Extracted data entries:
╔══
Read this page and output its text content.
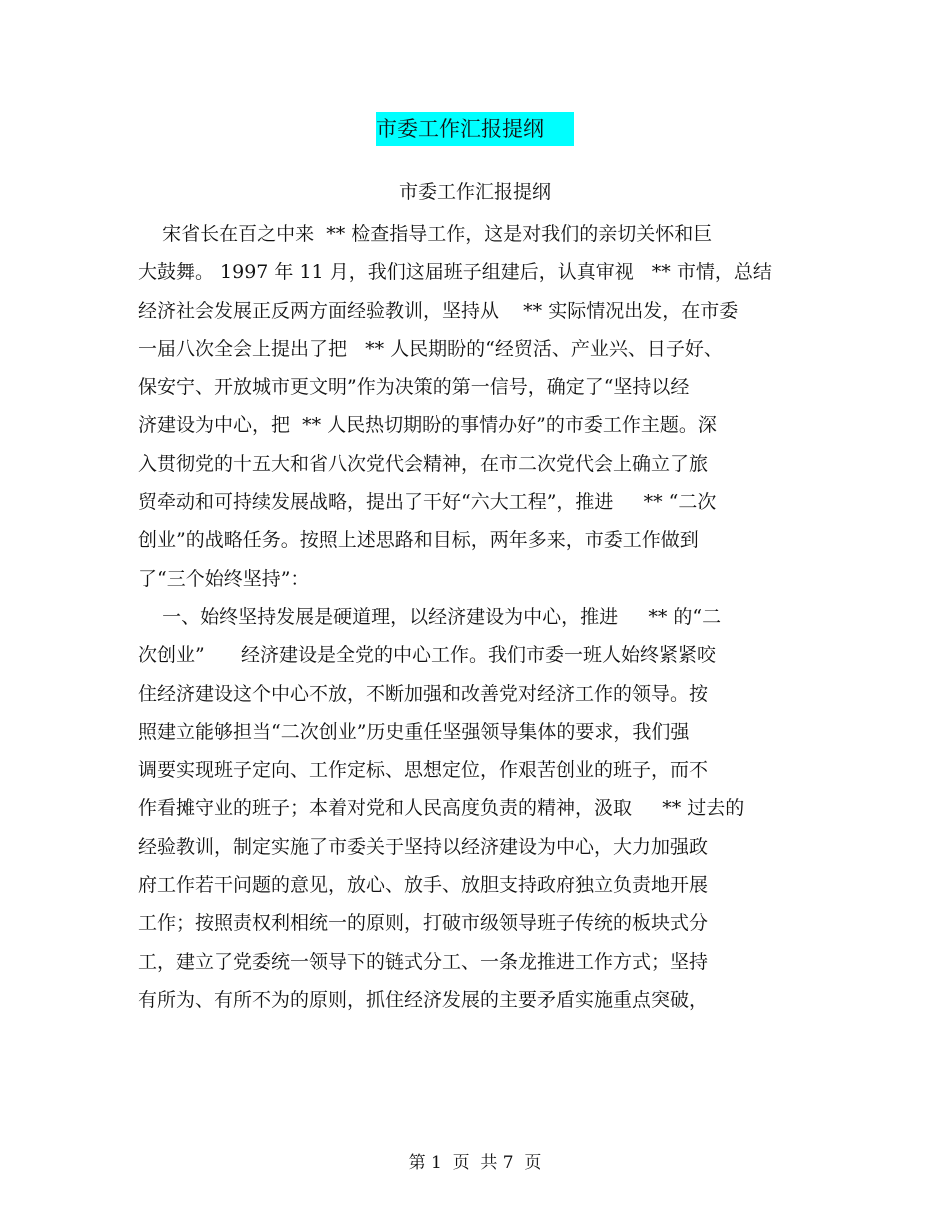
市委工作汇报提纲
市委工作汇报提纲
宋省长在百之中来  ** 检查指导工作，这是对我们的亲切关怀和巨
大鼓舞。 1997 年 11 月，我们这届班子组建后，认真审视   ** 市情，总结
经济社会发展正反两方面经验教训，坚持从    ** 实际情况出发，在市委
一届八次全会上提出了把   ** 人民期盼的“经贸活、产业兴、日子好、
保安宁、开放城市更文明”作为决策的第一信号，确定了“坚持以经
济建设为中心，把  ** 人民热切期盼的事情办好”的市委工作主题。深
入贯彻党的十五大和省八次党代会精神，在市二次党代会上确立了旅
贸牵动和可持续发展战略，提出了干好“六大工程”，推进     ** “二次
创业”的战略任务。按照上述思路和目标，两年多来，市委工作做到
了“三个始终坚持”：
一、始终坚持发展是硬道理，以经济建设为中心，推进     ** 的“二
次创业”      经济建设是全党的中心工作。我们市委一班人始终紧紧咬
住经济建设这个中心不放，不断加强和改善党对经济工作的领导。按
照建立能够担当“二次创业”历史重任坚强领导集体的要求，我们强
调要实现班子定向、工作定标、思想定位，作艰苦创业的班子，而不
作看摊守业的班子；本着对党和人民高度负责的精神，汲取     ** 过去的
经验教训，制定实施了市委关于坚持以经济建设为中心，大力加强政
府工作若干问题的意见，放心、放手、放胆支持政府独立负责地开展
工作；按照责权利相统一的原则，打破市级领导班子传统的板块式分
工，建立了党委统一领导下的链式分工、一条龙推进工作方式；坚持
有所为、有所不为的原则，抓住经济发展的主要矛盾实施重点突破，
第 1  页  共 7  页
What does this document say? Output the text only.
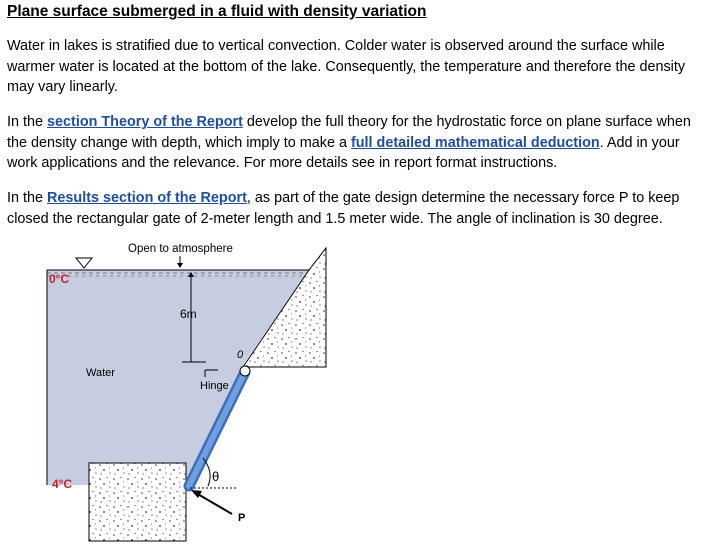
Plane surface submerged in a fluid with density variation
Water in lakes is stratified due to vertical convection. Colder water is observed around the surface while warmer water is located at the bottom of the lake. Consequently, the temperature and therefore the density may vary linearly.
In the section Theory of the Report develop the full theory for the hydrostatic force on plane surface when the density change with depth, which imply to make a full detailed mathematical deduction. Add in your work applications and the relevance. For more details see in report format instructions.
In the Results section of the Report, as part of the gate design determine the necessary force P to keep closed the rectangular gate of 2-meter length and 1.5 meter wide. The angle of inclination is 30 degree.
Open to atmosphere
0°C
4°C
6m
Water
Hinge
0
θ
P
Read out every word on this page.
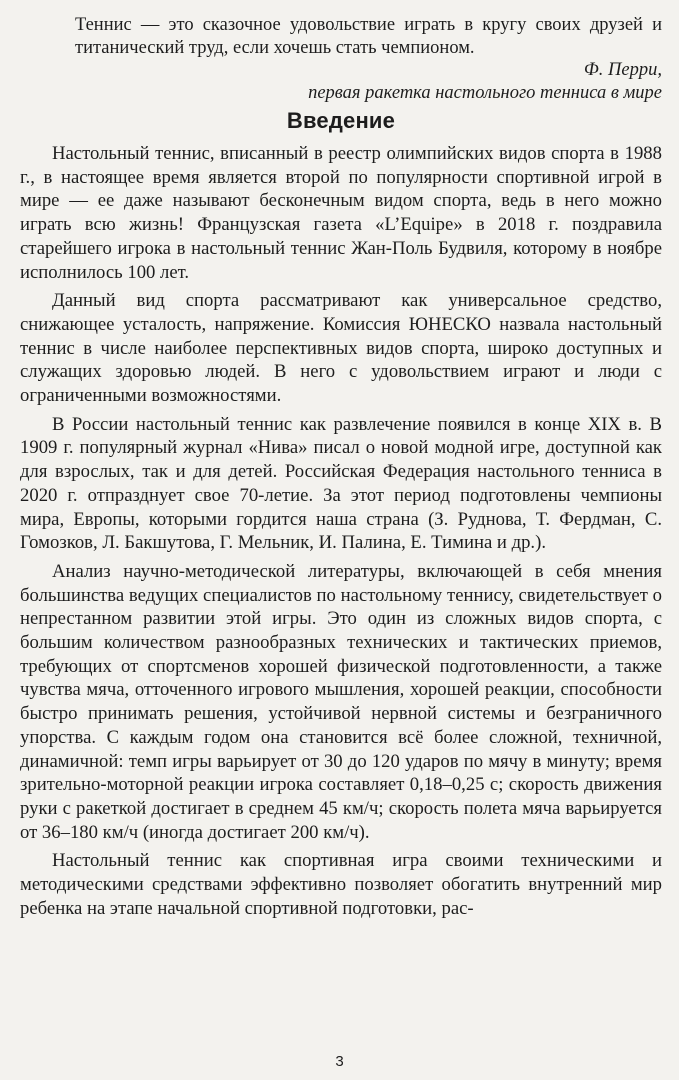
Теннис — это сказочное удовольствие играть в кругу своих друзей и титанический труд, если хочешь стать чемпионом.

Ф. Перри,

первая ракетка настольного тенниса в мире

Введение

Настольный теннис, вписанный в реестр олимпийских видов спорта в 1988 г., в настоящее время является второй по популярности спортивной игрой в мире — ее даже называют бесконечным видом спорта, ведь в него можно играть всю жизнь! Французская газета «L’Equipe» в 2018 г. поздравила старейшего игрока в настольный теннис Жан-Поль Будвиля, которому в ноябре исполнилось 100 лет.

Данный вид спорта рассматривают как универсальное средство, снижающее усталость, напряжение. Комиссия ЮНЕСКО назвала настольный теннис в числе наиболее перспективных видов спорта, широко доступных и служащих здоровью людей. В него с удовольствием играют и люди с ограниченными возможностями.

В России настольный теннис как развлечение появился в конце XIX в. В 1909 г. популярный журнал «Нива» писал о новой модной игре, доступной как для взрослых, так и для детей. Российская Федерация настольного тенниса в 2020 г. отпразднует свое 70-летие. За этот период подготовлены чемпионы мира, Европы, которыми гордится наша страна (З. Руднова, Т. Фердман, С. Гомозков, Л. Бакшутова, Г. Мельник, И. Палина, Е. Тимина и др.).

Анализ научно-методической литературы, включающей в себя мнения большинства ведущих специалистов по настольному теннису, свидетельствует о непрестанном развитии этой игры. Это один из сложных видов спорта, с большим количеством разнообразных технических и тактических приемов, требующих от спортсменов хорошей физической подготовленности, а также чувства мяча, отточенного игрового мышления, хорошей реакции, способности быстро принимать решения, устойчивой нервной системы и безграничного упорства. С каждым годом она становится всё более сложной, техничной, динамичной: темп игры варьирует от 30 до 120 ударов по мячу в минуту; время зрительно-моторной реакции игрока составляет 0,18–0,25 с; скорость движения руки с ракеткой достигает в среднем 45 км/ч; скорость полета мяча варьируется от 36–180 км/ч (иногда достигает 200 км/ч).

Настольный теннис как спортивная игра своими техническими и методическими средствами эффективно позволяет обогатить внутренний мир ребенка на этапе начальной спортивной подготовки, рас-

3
╚══
EXERCISE AIM
Omit the images and transcribe all of the records above word for word.

EXERCISE RESULT
Read this page and output its text content.
市委工作汇报提纲
市委工作汇报提纲
宋省长在百之中来  ** 检查指导工作，这是对我们的亲切关怀和巨
大鼓舞。 1997 年 11 月，我们这届班子组建后，认真审视   ** 市情，总结
经济社会发展正反两方面经验教训，坚持从    ** 实际情况出发，在市委
一届八次全会上提出了把   ** 人民期盼的“经贸活、产业兴、日子好、
保安宁、开放城市更文明”作为决策的第一信号，确定了“坚持以经
济建设为中心，把  ** 人民热切期盼的事情办好”的市委工作主题。深
入贯彻党的十五大和省八次党代会精神，在市二次党代会上确立了旅
贸牵动和可持续发展战略，提出了干好“六大工程”，推进     ** “二次
创业”的战略任务。按照上述思路和目标，两年多来，市委工作做到
了“三个始终坚持”：
一、始终坚持发展是硬道理，以经济建设为中心，推进     ** 的“二
次创业”      经济建设是全党的中心工作。我们市委一班人始终紧紧咬
住经济建设这个中心不放，不断加强和改善党对经济工作的领导。按
照建立能够担当“二次创业”历史重任坚强领导集体的要求，我们强
调要实现班子定向、工作定标、思想定位，作艰苦创业的班子，而不
作看摊守业的班子；本着对党和人民高度负责的精神，汲取     ** 过去的
经验教训，制定实施了市委关于坚持以经济建设为中心，大力加强政
府工作若干问题的意见，放心、放手、放胆支持政府独立负责地开展
工作；按照责权利相统一的原则，打破市级领导班子传统的板块式分
工，建立了党委统一领导下的链式分工、一条龙推进工作方式；坚持
有所为、有所不为的原则，抓住经济发展的主要矛盾实施重点突破，
第 1  页  共 7  页
What does this document say? Output the text only.
Plane surface submerged in a fluid with density variation
Water in lakes is stratified due to vertical convection. Colder water is observed around the surface while warmer water is located at the bottom of the lake. Consequently, the temperature and therefore the density may vary linearly.
In the section Theory of the Report develop the full theory for the hydrostatic force on plane surface when the density change with depth, which imply to make a full detailed mathematical deduction. Add in your work applications and the relevance. For more details see in report format instructions.
In the Results section of the Report, as part of the gate design determine the necessary force P to keep closed the rectangular gate of 2-meter length and 1.5 meter wide. The angle of inclination is 30 degree.
Open to atmosphere
0°C
4°C
6m
Water
Hinge
0
θ
P
Read out every word on this page.
Теннис — это сказочное удовольствие играть в кругу своих друзей и титанический труд, если хочешь стать чемпионом.

Ф. Перри,

первая ракетка настольного тенниса в мире

Введение

Настольный теннис, вписанный в реестр олимпийских видов спорта в 1988 г., в настоящее время является второй по популярности спортивной игрой в мире — ее даже называют бесконечным видом спорта, ведь в него можно играть всю жизнь! Французская газета «L’Equipe» в 2018 г. поздравила старейшего игрока в настольный теннис Жан-Поль Будвиля, которому в ноябре исполнилось 100 лет.

Данный вид спорта рассматривают как универсальное средство, снижающее усталость, напряжение. Комиссия ЮНЕСКО назвала настольный теннис в числе наиболее перспективных видов спорта, широко доступных и служащих здоровью людей. В него с удовольствием играют и люди с ограниченными возможностями.

В России настольный теннис как развлечение появился в конце XIX в. В 1909 г. популярный журнал «Нива» писал о новой модной игре, доступной как для взрослых, так и для детей. Российская Федерация настольного тенниса в 2020 г. отпразднует свое 70-летие. За этот период подготовлены чемпионы мира, Европы, которыми гордится наша страна (З. Руднова, Т. Фердман, С. Гомозков, Л. Бакшутова, Г. Мельник, И. Палина, Е. Тимина и др.).

Анализ научно-методической литературы, включающей в себя мнения большинства ведущих специалистов по настольному теннису, свидетельствует о непрестанном развитии этой игры. Это один из сложных видов спорта, с большим количеством разнообразных технических и тактических приемов, требующих от спортсменов хорошей физической подготовленности, а также чувства мяча, отточенного игрового мышления, хорошей реакции, способности быстро принимать решения, устойчивой нервной системы и безграничного упорства. С каждым годом она становится всё более сложной, техничной, динамичной: темп игры варьирует от 30 до 120 ударов по мячу в минуту; время зрительно-моторной реакции игрока составляет 0,18–0,25 с; скорость движения руки с ракеткой достигает в среднем 45 км/ч; скорость полета мяча варьируется от 36–180 км/ч (иногда достигает 200 км/ч).

Настольный теннис как спортивная игра своими техническими и методическими средствами эффективно позволяет обогатить внутренний мир ребенка на этапе начальной спортивной подготовки, рас-

3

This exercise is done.